*Your task*:
Go through the entries one line at a time, and gather every line that has the word "informatique".

*Given data*:
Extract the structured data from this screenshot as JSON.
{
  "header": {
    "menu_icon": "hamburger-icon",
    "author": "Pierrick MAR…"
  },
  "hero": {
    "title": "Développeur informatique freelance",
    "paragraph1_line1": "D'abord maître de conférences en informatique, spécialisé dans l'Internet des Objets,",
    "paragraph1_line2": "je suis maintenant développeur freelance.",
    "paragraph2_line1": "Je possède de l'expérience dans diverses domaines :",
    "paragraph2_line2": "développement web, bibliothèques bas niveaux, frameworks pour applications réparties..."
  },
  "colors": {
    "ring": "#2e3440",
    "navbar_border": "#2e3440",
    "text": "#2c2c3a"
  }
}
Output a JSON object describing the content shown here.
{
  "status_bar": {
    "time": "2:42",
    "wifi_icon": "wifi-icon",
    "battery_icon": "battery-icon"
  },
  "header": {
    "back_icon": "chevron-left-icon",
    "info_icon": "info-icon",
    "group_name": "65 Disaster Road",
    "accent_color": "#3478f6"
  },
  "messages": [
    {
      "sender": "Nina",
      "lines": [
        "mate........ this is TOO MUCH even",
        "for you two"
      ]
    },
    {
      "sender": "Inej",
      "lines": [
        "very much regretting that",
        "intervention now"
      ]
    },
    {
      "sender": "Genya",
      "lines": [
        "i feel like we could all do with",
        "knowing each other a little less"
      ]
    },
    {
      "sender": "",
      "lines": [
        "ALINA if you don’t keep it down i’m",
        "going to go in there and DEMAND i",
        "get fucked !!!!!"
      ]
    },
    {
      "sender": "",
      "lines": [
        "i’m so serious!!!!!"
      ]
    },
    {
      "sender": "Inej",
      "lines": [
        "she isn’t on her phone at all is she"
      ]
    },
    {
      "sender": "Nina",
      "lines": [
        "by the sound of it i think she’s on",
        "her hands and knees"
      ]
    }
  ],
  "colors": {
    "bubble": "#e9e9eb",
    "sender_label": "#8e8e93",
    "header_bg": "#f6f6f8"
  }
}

--

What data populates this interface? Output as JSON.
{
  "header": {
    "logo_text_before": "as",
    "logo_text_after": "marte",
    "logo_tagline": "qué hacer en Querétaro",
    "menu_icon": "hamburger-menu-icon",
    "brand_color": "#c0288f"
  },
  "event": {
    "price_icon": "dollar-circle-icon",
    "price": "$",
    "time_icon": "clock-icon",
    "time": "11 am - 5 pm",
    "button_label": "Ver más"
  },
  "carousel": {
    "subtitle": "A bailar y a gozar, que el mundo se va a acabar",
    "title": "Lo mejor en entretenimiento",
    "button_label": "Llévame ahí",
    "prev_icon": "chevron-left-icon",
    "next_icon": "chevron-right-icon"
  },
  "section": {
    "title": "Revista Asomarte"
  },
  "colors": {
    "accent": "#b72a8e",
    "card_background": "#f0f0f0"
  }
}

*Finished task*:
    "title": "Développeur informatique freelance",
    "paragraph1_line1": "D'abord maître de conférences en informatique, spécialisé dans l'Internet des Objets,",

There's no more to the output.